> _STATED TASK_: Can you reproduce the entire listing below word for word, with every line unchanged but the pictures left out?

╭──

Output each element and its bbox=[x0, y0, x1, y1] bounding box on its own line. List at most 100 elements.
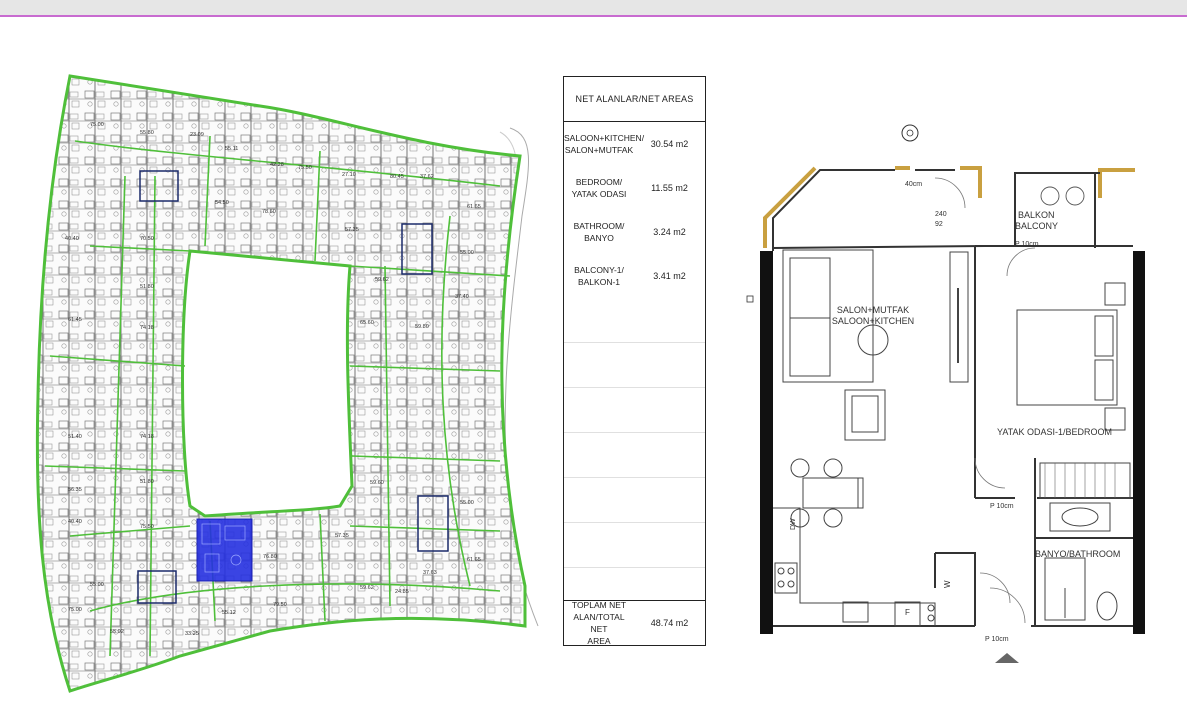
net-areas-header: NET ALANLAR/NET AREAS bbox=[564, 77, 705, 122]
svg-text:75.00: 75.00 bbox=[90, 122, 104, 128]
svg-text:33.25: 33.25 bbox=[185, 631, 199, 637]
svg-text:59.62: 59.62 bbox=[375, 277, 389, 283]
parapet-note: P 10cm bbox=[1015, 241, 1039, 248]
svg-text:55.00: 55.00 bbox=[460, 500, 474, 506]
dimension-note: 240 bbox=[935, 211, 947, 218]
svg-text:37.62: 37.62 bbox=[420, 174, 434, 180]
area-row-label: SALOON+KITCHEN/ bbox=[564, 133, 645, 143]
entry-fixture-icon bbox=[901, 124, 919, 142]
building-footprint bbox=[35, 74, 527, 693]
armchair-icon bbox=[844, 389, 886, 441]
svg-text:37.63: 37.63 bbox=[423, 570, 437, 576]
svg-text:51.80: 51.80 bbox=[140, 284, 154, 290]
balcony-walls bbox=[763, 166, 1135, 248]
svg-text:57.35: 57.35 bbox=[335, 533, 349, 539]
svg-text:57.35: 57.35 bbox=[345, 227, 359, 233]
svg-text:55.12: 55.12 bbox=[222, 610, 236, 616]
fridge-label: F bbox=[905, 608, 910, 617]
net-areas-table: NET ALANLAR/NET AREAS SALOON+KITCHEN/SAL… bbox=[563, 76, 706, 646]
bed-icon bbox=[1016, 282, 1126, 431]
exterior-wall-right bbox=[1133, 251, 1145, 634]
svg-text:55.11: 55.11 bbox=[225, 146, 238, 152]
svg-text:75.50: 75.50 bbox=[298, 165, 312, 171]
balcony-label: BALKON bbox=[1018, 210, 1055, 220]
svg-text:55.92: 55.92 bbox=[110, 629, 124, 635]
total-label: AREA bbox=[587, 636, 611, 646]
area-row-label: BEDROOM/ bbox=[575, 177, 623, 187]
area-row-balcony: BALCONY-1/BALKON-1 3.41 m2 bbox=[564, 254, 705, 298]
svg-text:59.62: 59.62 bbox=[360, 585, 374, 591]
kitchen-counter-icon bbox=[773, 507, 936, 627]
area-row-label: BANYO bbox=[584, 233, 614, 243]
area-row-value: 30.54 m2 bbox=[650, 139, 689, 149]
area-row-label: SALON+MUTFAK bbox=[564, 145, 634, 155]
dining-set-icon bbox=[790, 458, 864, 528]
total-value: 48.74 m2 bbox=[650, 618, 689, 628]
svg-text:80.45: 80.45 bbox=[390, 174, 404, 180]
svg-text:61.45: 61.45 bbox=[68, 317, 82, 323]
exterior-wall-left bbox=[760, 251, 773, 634]
balcony-label-en: BALCONY bbox=[1015, 221, 1058, 231]
svg-text:40.40: 40.40 bbox=[65, 236, 79, 242]
tv-unit-icon bbox=[949, 251, 969, 383]
dishwasher-label: DW bbox=[790, 518, 797, 530]
area-row-value: 3.24 m2 bbox=[653, 227, 686, 237]
svg-text:37.40: 37.40 bbox=[455, 294, 469, 300]
bathroom-fixtures-icon bbox=[1044, 502, 1118, 621]
total-area-row: TOPLAM NET ALAN/TOTAL NET AREA 48.74 m2 bbox=[564, 600, 705, 646]
svg-text:27.10: 27.10 bbox=[342, 172, 356, 178]
empty-row bbox=[564, 343, 705, 388]
svg-text:54.50: 54.50 bbox=[215, 200, 229, 206]
svg-text:59.80: 59.80 bbox=[415, 324, 429, 330]
empty-row bbox=[564, 433, 705, 478]
bathroom-label: BANYO/BATHROOM bbox=[1035, 549, 1120, 559]
svg-text:74.18: 74.18 bbox=[140, 325, 154, 331]
area-row-bathroom: BATHROOM/BANYO 3.24 m2 bbox=[564, 210, 705, 254]
svg-text:24.85: 24.85 bbox=[395, 589, 409, 595]
empty-row bbox=[564, 298, 705, 343]
area-row-label: BALCONY-1/ bbox=[574, 265, 624, 275]
entrance-arrow-icon bbox=[995, 653, 1019, 663]
area-row-label: BALKON-1 bbox=[577, 277, 621, 287]
wardrobe-icon bbox=[1039, 462, 1131, 499]
living-label: SALON+MUTFAK bbox=[837, 305, 909, 315]
top-bar bbox=[0, 0, 1187, 15]
empty-row bbox=[564, 388, 705, 433]
dimension-note: 92 bbox=[935, 221, 943, 228]
living-label-en: SALOON+KITCHEN bbox=[832, 316, 914, 326]
svg-text:55.00: 55.00 bbox=[90, 582, 104, 588]
area-row-label: YATAK ODASI bbox=[571, 189, 627, 199]
svg-text:65.60: 65.60 bbox=[360, 320, 374, 326]
svg-text:55.00: 55.00 bbox=[460, 250, 474, 256]
svg-text:70.50: 70.50 bbox=[140, 236, 154, 242]
svg-text:74.18: 74.18 bbox=[140, 434, 154, 440]
svg-text:23.09: 23.09 bbox=[190, 132, 204, 138]
svg-text:40.40: 40.40 bbox=[68, 519, 82, 525]
bedroom-label: YATAK ODASI-1/BEDROOM bbox=[997, 427, 1112, 437]
door-width-note: 40cm bbox=[905, 181, 922, 188]
area-row-value: 3.41 m2 bbox=[653, 271, 686, 281]
svg-text:55.80: 55.80 bbox=[140, 130, 154, 136]
svg-text:51.40: 51.40 bbox=[68, 434, 82, 440]
floor-site-plan: 75.00 55.80 23.09 55.11 42.28 75.50 27.1… bbox=[35, 74, 539, 693]
area-row-value: 11.55 m2 bbox=[651, 183, 688, 193]
svg-text:75.50: 75.50 bbox=[140, 524, 154, 530]
svg-text:61.65: 61.65 bbox=[467, 204, 481, 210]
total-label: ALAN/TOTAL NET bbox=[573, 612, 625, 634]
svg-text:79.50: 79.50 bbox=[273, 602, 287, 608]
area-row-saloon: SALOON+KITCHEN/SALON+MUTFAK 30.54 m2 bbox=[564, 122, 705, 166]
parapet-note: P 10cm bbox=[985, 636, 1009, 643]
balcony-chairs-icon bbox=[1040, 186, 1085, 206]
total-label: TOPLAM NET bbox=[571, 600, 627, 610]
apartment-unit-plan: SALON+MUTFAK SALOON+KITCHEN BALKON BALCO… bbox=[746, 124, 1145, 663]
svg-text:42.28: 42.28 bbox=[270, 162, 284, 168]
svg-text:59.60: 59.60 bbox=[370, 480, 384, 486]
section-marker-icon bbox=[746, 295, 754, 303]
empty-row bbox=[564, 478, 705, 523]
svg-text:56.35: 56.35 bbox=[68, 487, 82, 493]
svg-text:61.65: 61.65 bbox=[467, 557, 481, 563]
svg-text:76.80: 76.80 bbox=[263, 554, 277, 560]
empty-row bbox=[564, 523, 705, 568]
area-row-label: BATHROOM/ bbox=[573, 221, 625, 231]
top-divider-line bbox=[0, 15, 1187, 17]
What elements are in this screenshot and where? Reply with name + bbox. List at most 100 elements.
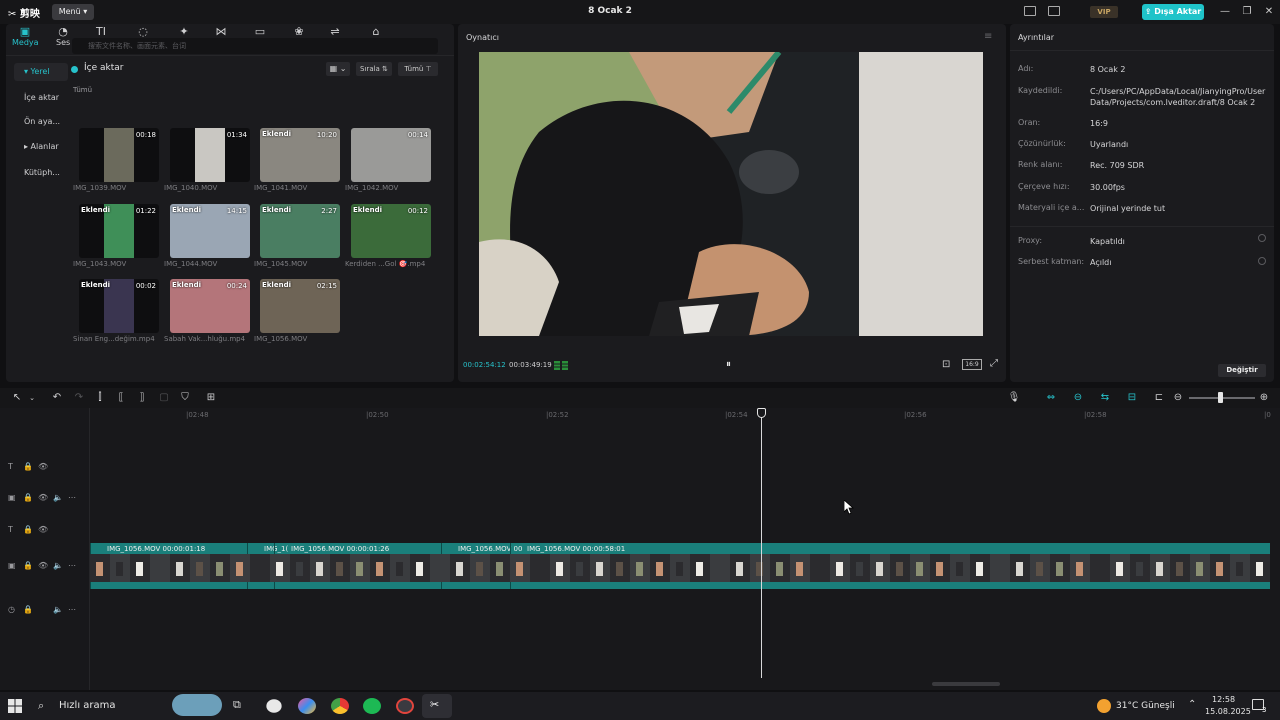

╰──

> _EXERCISE OUTPUT_:
Output each element and its bbox=[x0, y0, x1, y1] bounding box on its own line. List at most 100 elements.
net-areas-header: NET ALANLAR/NET AREAS bbox=[564, 77, 705, 122]
svg-text:75.00: 75.00 bbox=[90, 122, 104, 128]
svg-text:33.25: 33.25 bbox=[185, 631, 199, 637]
svg-text:59.62: 59.62 bbox=[375, 277, 389, 283]
parapet-note: P 10cm bbox=[1015, 241, 1039, 248]
svg-text:55.00: 55.00 bbox=[460, 500, 474, 506]
dimension-note: 240 bbox=[935, 211, 947, 218]
svg-text:37.62: 37.62 bbox=[420, 174, 434, 180]
area-row-label: SALOON+KITCHEN/ bbox=[564, 133, 645, 143]
entry-fixture-icon bbox=[901, 124, 919, 142]
building-footprint bbox=[35, 74, 527, 693]
armchair-icon bbox=[844, 389, 886, 441]
svg-text:37.63: 37.63 bbox=[423, 570, 437, 576]
svg-text:51.80: 51.80 bbox=[140, 284, 154, 290]
balcony-walls bbox=[763, 166, 1135, 248]
svg-text:57.35: 57.35 bbox=[335, 533, 349, 539]
svg-text:57.35: 57.35 bbox=[345, 227, 359, 233]
svg-text:55.12: 55.12 bbox=[222, 610, 236, 616]
fridge-label: F bbox=[905, 608, 910, 617]
net-areas-table: NET ALANLAR/NET AREAS SALOON+KITCHEN/SAL… bbox=[563, 76, 706, 646]
bed-icon bbox=[1016, 282, 1126, 431]
exterior-wall-right bbox=[1133, 251, 1145, 634]
svg-text:55.11: 55.11 bbox=[225, 146, 238, 152]
svg-text:75.50: 75.50 bbox=[298, 165, 312, 171]
balcony-label: BALKON bbox=[1018, 210, 1055, 220]
svg-text:55.92: 55.92 bbox=[110, 629, 124, 635]
total-label: AREA bbox=[587, 636, 611, 646]
area-row-label: BEDROOM/ bbox=[575, 177, 623, 187]
area-row-balcony: BALCONY-1/BALKON-1 3.41 m2 bbox=[564, 254, 705, 298]
svg-text:59.62: 59.62 bbox=[360, 585, 374, 591]
kitchen-counter-icon bbox=[773, 507, 936, 627]
area-row-label: BANYO bbox=[584, 233, 614, 243]
area-row-value: 30.54 m2 bbox=[650, 139, 689, 149]
area-row-label: SALON+MUTFAK bbox=[564, 145, 634, 155]
dining-set-icon bbox=[790, 458, 864, 528]
total-value: 48.74 m2 bbox=[650, 618, 689, 628]
svg-text:80.45: 80.45 bbox=[390, 174, 404, 180]
svg-text:61.45: 61.45 bbox=[68, 317, 82, 323]
exterior-wall-left bbox=[760, 251, 773, 634]
balcony-label-en: BALCONY bbox=[1015, 221, 1058, 231]
svg-text:40.40: 40.40 bbox=[65, 236, 79, 242]
tv-unit-icon bbox=[949, 251, 969, 383]
dishwasher-label: DW bbox=[790, 518, 797, 530]
area-row-value: 3.24 m2 bbox=[653, 227, 686, 237]
svg-text:37.40: 37.40 bbox=[455, 294, 469, 300]
bathroom-fixtures-icon bbox=[1044, 502, 1118, 621]
total-area-row: TOPLAM NET ALAN/TOTAL NET AREA 48.74 m2 bbox=[564, 600, 705, 646]
svg-text:27.10: 27.10 bbox=[342, 172, 356, 178]
empty-row bbox=[564, 343, 705, 388]
svg-text:54.50: 54.50 bbox=[215, 200, 229, 206]
svg-text:59.80: 59.80 bbox=[415, 324, 429, 330]
empty-row bbox=[564, 433, 705, 478]
bathroom-label: BANYO/BATHROOM bbox=[1035, 549, 1120, 559]
svg-text:74.18: 74.18 bbox=[140, 325, 154, 331]
area-row-bathroom: BATHROOM/BANYO 3.24 m2 bbox=[564, 210, 705, 254]
svg-text:24.85: 24.85 bbox=[395, 589, 409, 595]
empty-row bbox=[564, 298, 705, 343]
area-row-label: BALCONY-1/ bbox=[574, 265, 624, 275]
entrance-arrow-icon bbox=[995, 653, 1019, 663]
area-row-label: BALKON-1 bbox=[577, 277, 621, 287]
wardrobe-icon bbox=[1039, 462, 1131, 499]
living-label: SALON+MUTFAK bbox=[837, 305, 909, 315]
top-bar bbox=[0, 0, 1187, 15]
empty-row bbox=[564, 388, 705, 433]
dimension-note: 92 bbox=[935, 221, 943, 228]
living-label-en: SALOON+KITCHEN bbox=[832, 316, 914, 326]
svg-text:55.00: 55.00 bbox=[90, 582, 104, 588]
area-row-label: YATAK ODASI bbox=[571, 189, 627, 199]
svg-text:65.60: 65.60 bbox=[360, 320, 374, 326]
svg-text:55.00: 55.00 bbox=[460, 250, 474, 256]
svg-text:70.50: 70.50 bbox=[140, 236, 154, 242]
svg-text:74.18: 74.18 bbox=[140, 434, 154, 440]
svg-text:23.09: 23.09 bbox=[190, 132, 204, 138]
svg-text:40.40: 40.40 bbox=[68, 519, 82, 525]
bedroom-label: YATAK ODASI-1/BEDROOM bbox=[997, 427, 1112, 437]
door-width-note: 40cm bbox=[905, 181, 922, 188]
area-row-value: 3.41 m2 bbox=[653, 271, 686, 281]
svg-text:55.80: 55.80 bbox=[140, 130, 154, 136]
svg-text:51.40: 51.40 bbox=[68, 434, 82, 440]
floor-site-plan: 75.00 55.80 23.09 55.11 42.28 75.50 27.1… bbox=[35, 74, 539, 693]
area-row-value: 11.55 m2 bbox=[651, 183, 688, 193]
svg-text:75.50: 75.50 bbox=[140, 524, 154, 530]
svg-text:61.65: 61.65 bbox=[467, 204, 481, 210]
total-label: ALAN/TOTAL NET bbox=[573, 612, 625, 634]
svg-text:79.50: 79.50 bbox=[273, 602, 287, 608]
area-row-saloon: SALOON+KITCHEN/SALON+MUTFAK 30.54 m2 bbox=[564, 122, 705, 166]
parapet-note: P 10cm bbox=[985, 636, 1009, 643]
balcony-chairs-icon bbox=[1040, 186, 1085, 206]
total-label: TOPLAM NET bbox=[571, 600, 627, 610]
apartment-unit-plan: SALON+MUTFAK SALOON+KITCHEN BALKON BALCO… bbox=[746, 124, 1145, 663]
svg-text:42.28: 42.28 bbox=[270, 162, 284, 168]
svg-text:59.60: 59.60 bbox=[370, 480, 384, 486]
section-marker-icon bbox=[746, 295, 754, 303]
empty-row bbox=[564, 478, 705, 523]
svg-text:56.35: 56.35 bbox=[68, 487, 82, 493]
svg-text:61.65: 61.65 bbox=[467, 557, 481, 563]
svg-text:76.80: 76.80 bbox=[263, 554, 277, 560]
empty-row bbox=[564, 523, 705, 568]
area-row-label: BATHROOM/ bbox=[573, 221, 625, 231]
top-divider-line bbox=[0, 15, 1187, 17]
What elements are in this screenshot and where? Reply with name + bbox. List at most 100 elements.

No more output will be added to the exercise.